**EXERCISE DETAILS:** Write the listing below out again exactly, dropping the images.
==================================================
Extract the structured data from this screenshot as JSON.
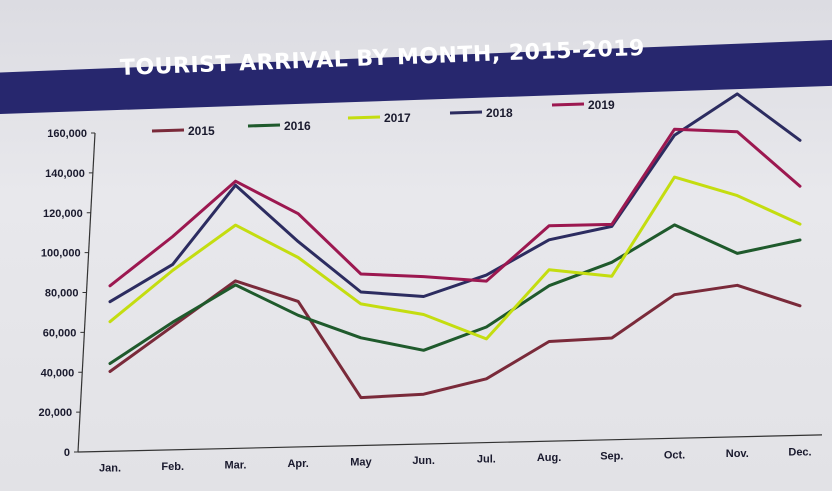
{
  "chart_data": {
    "type": "line",
    "title": "TOURIST ARRIVAL BY MONTH, 2015-2019",
    "categories": [
      "Jan.",
      "Feb.",
      "Mar.",
      "Apr.",
      "May",
      "Jun.",
      "Jul.",
      "Aug.",
      "Sep.",
      "Oct.",
      "Nov.",
      "Dec."
    ],
    "ylim": [
      0,
      160000
    ],
    "yticks": [
      0,
      20000,
      40000,
      60000,
      80000,
      100000,
      120000,
      140000,
      160000
    ],
    "ytick_labels": [
      "0",
      "20,000",
      "40,000",
      "60,000",
      "80,000",
      "100,000",
      "120,000",
      "140,000",
      "160,000"
    ],
    "grid": false,
    "legend_position": "top",
    "series": [
      {
        "name": "2015",
        "color": "#7a2a3a",
        "values": [
          40000,
          62000,
          84000,
          73000,
          24000,
          25000,
          32000,
          50000,
          51000,
          72000,
          76000,
          65000
        ]
      },
      {
        "name": "2016",
        "color": "#1f5a2c",
        "values": [
          44000,
          64000,
          82000,
          66000,
          54000,
          47000,
          58000,
          78000,
          89000,
          107000,
          92000,
          98000
        ]
      },
      {
        "name": "2017",
        "color": "#c4dd10",
        "values": [
          65000,
          90000,
          112000,
          95000,
          71000,
          65000,
          52000,
          86000,
          82000,
          131000,
          121000,
          106000
        ]
      },
      {
        "name": "2018",
        "color": "#2c2c60",
        "values": [
          75000,
          93000,
          132000,
          103000,
          77000,
          74000,
          84000,
          101000,
          107000,
          152000,
          172000,
          148000
        ]
      },
      {
        "name": "2019",
        "color": "#9c1850",
        "values": [
          83000,
          107000,
          134000,
          117000,
          86000,
          84000,
          81000,
          108000,
          108000,
          155000,
          153000,
          125000
        ]
      }
    ]
  }
}
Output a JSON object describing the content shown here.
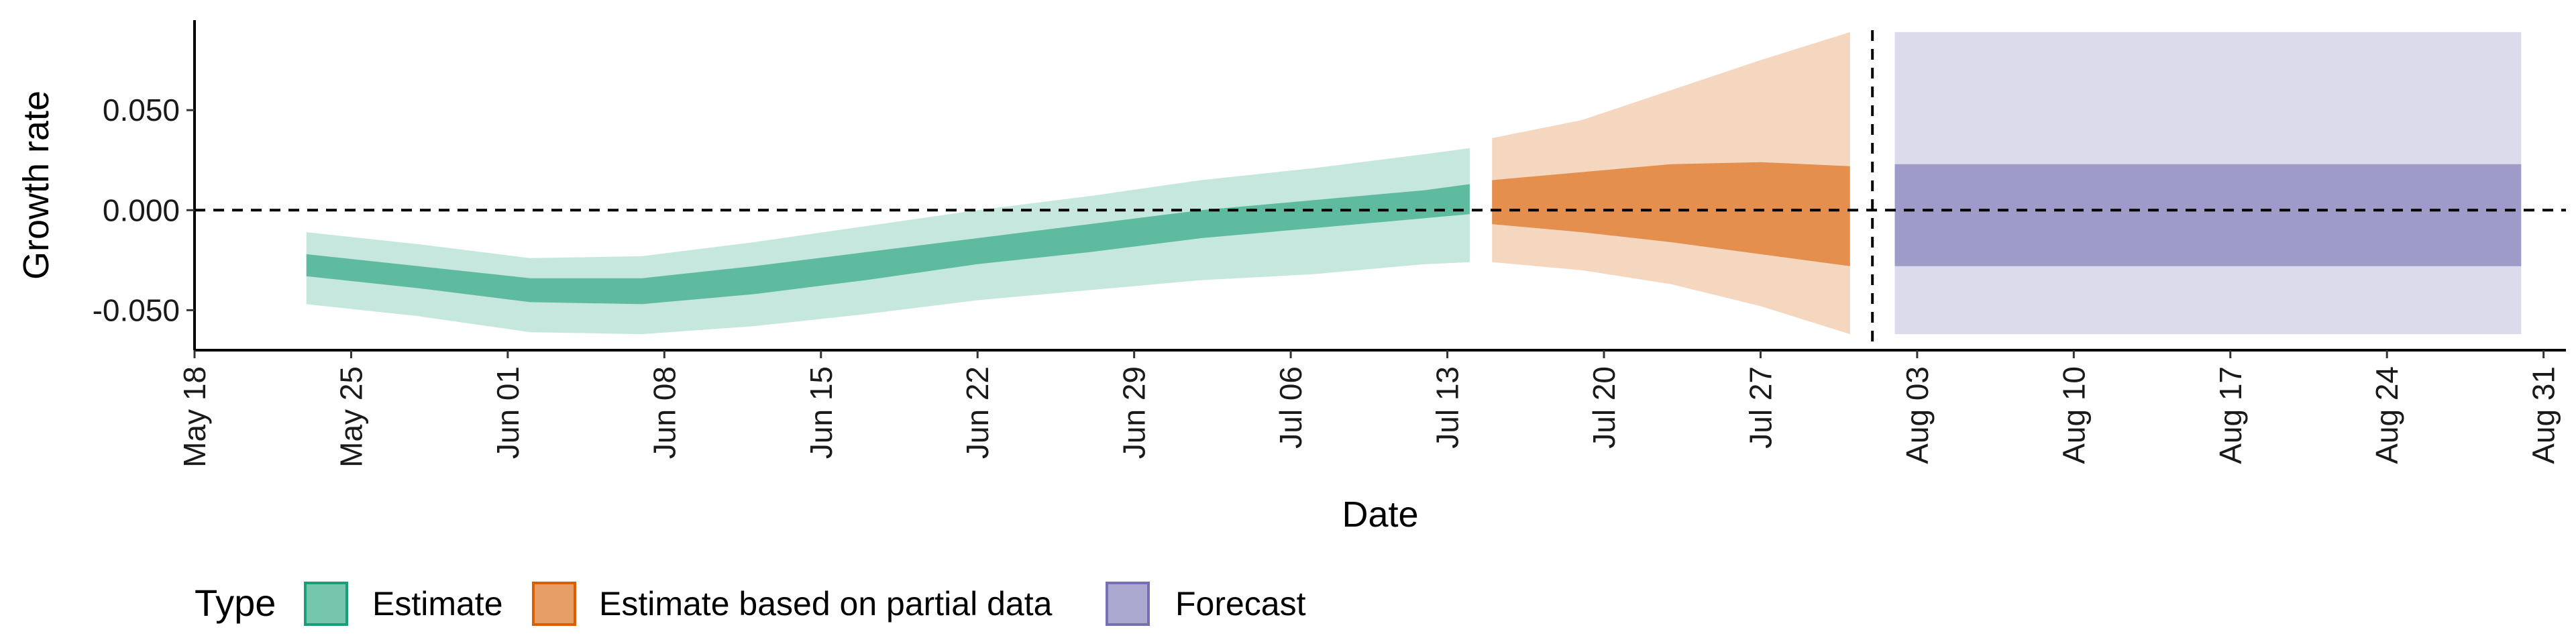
{
  "chart_data": {
    "type": "area",
    "xlabel": "Date",
    "ylabel": "Growth rate",
    "x_tick_labels": [
      "May 18",
      "May 25",
      "Jun 01",
      "Jun 08",
      "Jun 15",
      "Jun 22",
      "Jun 29",
      "Jul 06",
      "Jul 13",
      "Jul 20",
      "Jul 27",
      "Aug 03",
      "Aug 10",
      "Aug 17",
      "Aug 24",
      "Aug 31"
    ],
    "y_ticks": [
      -0.05,
      0.0,
      0.05
    ],
    "y_tick_labels": [
      "-0.050",
      "0.000",
      "0.050"
    ],
    "xlim": [
      "2020-05-18",
      "2020-09-01"
    ],
    "ylim": [
      -0.07,
      0.095
    ],
    "reference_lines": {
      "horizontal_y": 0.0,
      "vertical_x": "2020-08-01"
    },
    "legend": {
      "title": "Type",
      "position": "bottom",
      "entries": [
        {
          "label": "Estimate",
          "color": "#1b9e77"
        },
        {
          "label": "Estimate based on partial data",
          "color": "#d95f02"
        },
        {
          "label": "Forecast",
          "color": "#7570b3"
        }
      ]
    },
    "series": [
      {
        "name": "Estimate",
        "color": "#1b9e77",
        "dates": [
          "2020-05-23",
          "2020-05-28",
          "2020-06-02",
          "2020-06-07",
          "2020-06-12",
          "2020-06-17",
          "2020-06-22",
          "2020-06-27",
          "2020-07-02",
          "2020-07-07",
          "2020-07-12",
          "2020-07-14"
        ],
        "outer_lower": [
          -0.047,
          -0.053,
          -0.061,
          -0.062,
          -0.058,
          -0.052,
          -0.045,
          -0.04,
          -0.035,
          -0.032,
          -0.027,
          -0.026
        ],
        "outer_upper": [
          -0.011,
          -0.017,
          -0.024,
          -0.023,
          -0.016,
          -0.008,
          0.0,
          0.007,
          0.015,
          0.021,
          0.028,
          0.031
        ],
        "inner_lower": [
          -0.033,
          -0.039,
          -0.046,
          -0.047,
          -0.042,
          -0.035,
          -0.027,
          -0.021,
          -0.014,
          -0.009,
          -0.004,
          -0.002
        ],
        "inner_upper": [
          -0.022,
          -0.028,
          -0.034,
          -0.034,
          -0.028,
          -0.021,
          -0.014,
          -0.007,
          0.0,
          0.005,
          0.01,
          0.013
        ]
      },
      {
        "name": "Estimate based on partial data",
        "color": "#d95f02",
        "dates": [
          "2020-07-15",
          "2020-07-19",
          "2020-07-23",
          "2020-07-27",
          "2020-07-31"
        ],
        "outer_lower": [
          -0.026,
          -0.03,
          -0.037,
          -0.048,
          -0.062
        ],
        "outer_upper": [
          0.036,
          0.045,
          0.06,
          0.075,
          0.089
        ],
        "inner_lower": [
          -0.007,
          -0.011,
          -0.016,
          -0.022,
          -0.028
        ],
        "inner_upper": [
          0.015,
          0.019,
          0.023,
          0.024,
          0.022
        ]
      },
      {
        "name": "Forecast",
        "color": "#7570b3",
        "dates": [
          "2020-08-02",
          "2020-08-30"
        ],
        "outer_lower": [
          -0.062,
          -0.062
        ],
        "outer_upper": [
          0.089,
          0.089
        ],
        "inner_lower": [
          -0.028,
          -0.028
        ],
        "inner_upper": [
          0.023,
          0.023
        ]
      }
    ]
  }
}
==================================================
**THE OUTPUT:**
Extract the structured data from this screenshot as JSON.
{
  "chart_data": {
    "type": "line",
    "title": "TOURIST ARRIVAL BY MONTH, 2015-2019",
    "categories": [
      "Jan.",
      "Feb.",
      "Mar.",
      "Apr.",
      "May",
      "Jun.",
      "Jul.",
      "Aug.",
      "Sep.",
      "Oct.",
      "Nov.",
      "Dec."
    ],
    "ylim": [
      0,
      160000
    ],
    "yticks": [
      0,
      20000,
      40000,
      60000,
      80000,
      100000,
      120000,
      140000,
      160000
    ],
    "ytick_labels": [
      "0",
      "20,000",
      "40,000",
      "60,000",
      "80,000",
      "100,000",
      "120,000",
      "140,000",
      "160,000"
    ],
    "grid": false,
    "legend_position": "top",
    "series": [
      {
        "name": "2015",
        "color": "#7a2a3a",
        "values": [
          40000,
          62000,
          84000,
          73000,
          24000,
          25000,
          32000,
          50000,
          51000,
          72000,
          76000,
          65000
        ]
      },
      {
        "name": "2016",
        "color": "#1f5a2c",
        "values": [
          44000,
          64000,
          82000,
          66000,
          54000,
          47000,
          58000,
          78000,
          89000,
          107000,
          92000,
          98000
        ]
      },
      {
        "name": "2017",
        "color": "#c4dd10",
        "values": [
          65000,
          90000,
          112000,
          95000,
          71000,
          65000,
          52000,
          86000,
          82000,
          131000,
          121000,
          106000
        ]
      },
      {
        "name": "2018",
        "color": "#2c2c60",
        "values": [
          75000,
          93000,
          132000,
          103000,
          77000,
          74000,
          84000,
          101000,
          107000,
          152000,
          172000,
          148000
        ]
      },
      {
        "name": "2019",
        "color": "#9c1850",
        "values": [
          83000,
          107000,
          134000,
          117000,
          86000,
          84000,
          81000,
          108000,
          108000,
          155000,
          153000,
          125000
        ]
      }
    ]
  }
}
Output a JSON object describing the content shown here.
{
  "chart_data": {
    "type": "area",
    "xlabel": "Date",
    "ylabel": "Growth rate",
    "x_tick_labels": [
      "May 18",
      "May 25",
      "Jun 01",
      "Jun 08",
      "Jun 15",
      "Jun 22",
      "Jun 29",
      "Jul 06",
      "Jul 13",
      "Jul 20",
      "Jul 27",
      "Aug 03",
      "Aug 10",
      "Aug 17",
      "Aug 24",
      "Aug 31"
    ],
    "y_ticks": [
      -0.05,
      0.0,
      0.05
    ],
    "y_tick_labels": [
      "-0.050",
      "0.000",
      "0.050"
    ],
    "xlim": [
      "2020-05-18",
      "2020-09-01"
    ],
    "ylim": [
      -0.07,
      0.095
    ],
    "reference_lines": {
      "horizontal_y": 0.0,
      "vertical_x": "2020-08-01"
    },
    "legend": {
      "title": "Type",
      "position": "bottom",
      "entries": [
        {
          "label": "Estimate",
          "color": "#1b9e77"
        },
        {
          "label": "Estimate based on partial data",
          "color": "#d95f02"
        },
        {
          "label": "Forecast",
          "color": "#7570b3"
        }
      ]
    },
    "series": [
      {
        "name": "Estimate",
        "color": "#1b9e77",
        "dates": [
          "2020-05-23",
          "2020-05-28",
          "2020-06-02",
          "2020-06-07",
          "2020-06-12",
          "2020-06-17",
          "2020-06-22",
          "2020-06-27",
          "2020-07-02",
          "2020-07-07",
          "2020-07-12",
          "2020-07-14"
        ],
        "outer_lower": [
          -0.047,
          -0.053,
          -0.061,
          -0.062,
          -0.058,
          -0.052,
          -0.045,
          -0.04,
          -0.035,
          -0.032,
          -0.027,
          -0.026
        ],
        "outer_upper": [
          -0.011,
          -0.017,
          -0.024,
          -0.023,
          -0.016,
          -0.008,
          0.0,
          0.007,
          0.015,
          0.021,
          0.028,
          0.031
        ],
        "inner_lower": [
          -0.033,
          -0.039,
          -0.046,
          -0.047,
          -0.042,
          -0.035,
          -0.027,
          -0.021,
          -0.014,
          -0.009,
          -0.004,
          -0.002
        ],
        "inner_upper": [
          -0.022,
          -0.028,
          -0.034,
          -0.034,
          -0.028,
          -0.021,
          -0.014,
          -0.007,
          0.0,
          0.005,
          0.01,
          0.013
        ]
      },
      {
        "name": "Estimate based on partial data",
        "color": "#d95f02",
        "dates": [
          "2020-07-15",
          "2020-07-19",
          "2020-07-23",
          "2020-07-27",
          "2020-07-31"
        ],
        "outer_lower": [
          -0.026,
          -0.03,
          -0.037,
          -0.048,
          -0.062
        ],
        "outer_upper": [
          0.036,
          0.045,
          0.06,
          0.075,
          0.089
        ],
        "inner_lower": [
          -0.007,
          -0.011,
          -0.016,
          -0.022,
          -0.028
        ],
        "inner_upper": [
          0.015,
          0.019,
          0.023,
          0.024,
          0.022
        ]
      },
      {
        "name": "Forecast",
        "color": "#7570b3",
        "dates": [
          "2020-08-02",
          "2020-08-30"
        ],
        "outer_lower": [
          -0.062,
          -0.062
        ],
        "outer_upper": [
          0.089,
          0.089
        ],
        "inner_lower": [
          -0.028,
          -0.028
        ],
        "inner_upper": [
          0.023,
          0.023
        ]
      }
    ]
  }
}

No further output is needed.